Instructions to follow → Reproduce the rows below word for word, from the first one through the line containing "- recent-apps-icon: [92, 768, 108, 784]", inclusive.

Spatial annotation rows

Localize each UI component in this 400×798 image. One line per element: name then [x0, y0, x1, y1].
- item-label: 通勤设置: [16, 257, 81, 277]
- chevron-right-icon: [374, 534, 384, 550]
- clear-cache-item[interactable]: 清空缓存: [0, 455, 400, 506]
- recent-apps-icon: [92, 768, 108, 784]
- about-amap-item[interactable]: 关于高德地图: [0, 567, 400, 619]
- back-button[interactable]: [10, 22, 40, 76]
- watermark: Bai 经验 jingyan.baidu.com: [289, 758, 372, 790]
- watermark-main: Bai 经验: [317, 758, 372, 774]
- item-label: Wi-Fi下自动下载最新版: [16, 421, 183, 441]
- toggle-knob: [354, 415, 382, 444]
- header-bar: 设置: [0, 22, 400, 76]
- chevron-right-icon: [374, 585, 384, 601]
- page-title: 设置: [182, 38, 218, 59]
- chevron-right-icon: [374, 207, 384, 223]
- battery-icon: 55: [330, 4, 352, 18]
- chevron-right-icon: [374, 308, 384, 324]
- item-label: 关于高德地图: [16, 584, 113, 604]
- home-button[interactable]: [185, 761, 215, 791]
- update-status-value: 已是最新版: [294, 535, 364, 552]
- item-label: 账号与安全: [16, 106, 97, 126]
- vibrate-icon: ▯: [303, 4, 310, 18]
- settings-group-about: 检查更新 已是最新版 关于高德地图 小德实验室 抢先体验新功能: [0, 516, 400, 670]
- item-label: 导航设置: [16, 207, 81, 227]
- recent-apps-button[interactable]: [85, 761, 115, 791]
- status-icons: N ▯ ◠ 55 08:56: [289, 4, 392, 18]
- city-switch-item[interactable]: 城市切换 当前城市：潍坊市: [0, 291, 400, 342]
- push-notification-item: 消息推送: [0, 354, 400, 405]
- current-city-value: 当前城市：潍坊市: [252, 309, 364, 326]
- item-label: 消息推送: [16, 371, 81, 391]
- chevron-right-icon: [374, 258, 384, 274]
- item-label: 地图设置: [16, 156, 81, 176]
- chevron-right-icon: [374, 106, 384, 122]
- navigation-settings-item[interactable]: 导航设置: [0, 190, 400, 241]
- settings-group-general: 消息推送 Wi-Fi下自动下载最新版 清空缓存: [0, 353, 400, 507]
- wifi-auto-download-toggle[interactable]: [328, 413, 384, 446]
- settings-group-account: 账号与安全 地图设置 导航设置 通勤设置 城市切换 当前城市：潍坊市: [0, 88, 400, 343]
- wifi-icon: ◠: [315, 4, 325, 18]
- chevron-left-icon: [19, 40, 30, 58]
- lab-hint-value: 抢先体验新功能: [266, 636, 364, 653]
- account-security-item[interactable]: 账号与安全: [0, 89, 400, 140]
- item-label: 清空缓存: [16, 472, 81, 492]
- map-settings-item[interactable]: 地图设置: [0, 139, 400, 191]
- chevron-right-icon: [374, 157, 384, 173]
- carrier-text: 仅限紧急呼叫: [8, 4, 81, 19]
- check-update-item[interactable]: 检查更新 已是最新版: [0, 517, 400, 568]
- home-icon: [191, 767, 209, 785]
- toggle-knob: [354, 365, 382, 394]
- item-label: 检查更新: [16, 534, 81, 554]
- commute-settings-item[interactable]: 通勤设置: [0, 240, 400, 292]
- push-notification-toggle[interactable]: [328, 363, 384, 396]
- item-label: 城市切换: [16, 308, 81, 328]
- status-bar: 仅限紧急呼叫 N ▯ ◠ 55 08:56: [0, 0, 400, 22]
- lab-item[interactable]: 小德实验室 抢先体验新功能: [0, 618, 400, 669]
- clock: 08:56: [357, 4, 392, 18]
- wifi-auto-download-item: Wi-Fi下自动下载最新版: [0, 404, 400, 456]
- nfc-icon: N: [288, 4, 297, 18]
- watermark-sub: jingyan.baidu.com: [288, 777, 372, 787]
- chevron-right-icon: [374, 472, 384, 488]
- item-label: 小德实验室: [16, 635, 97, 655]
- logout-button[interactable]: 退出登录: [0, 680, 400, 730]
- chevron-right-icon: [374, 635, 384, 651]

Written answer →
Localize each UI component in this 400×798 image. One line per element: name then [x0, y0, x1, y1].
- item-label: 通勤设置: [16, 257, 81, 277]
- chevron-right-icon: [374, 534, 384, 550]
- clear-cache-item[interactable]: 清空缓存: [0, 455, 400, 506]
- recent-apps-icon: [92, 768, 108, 784]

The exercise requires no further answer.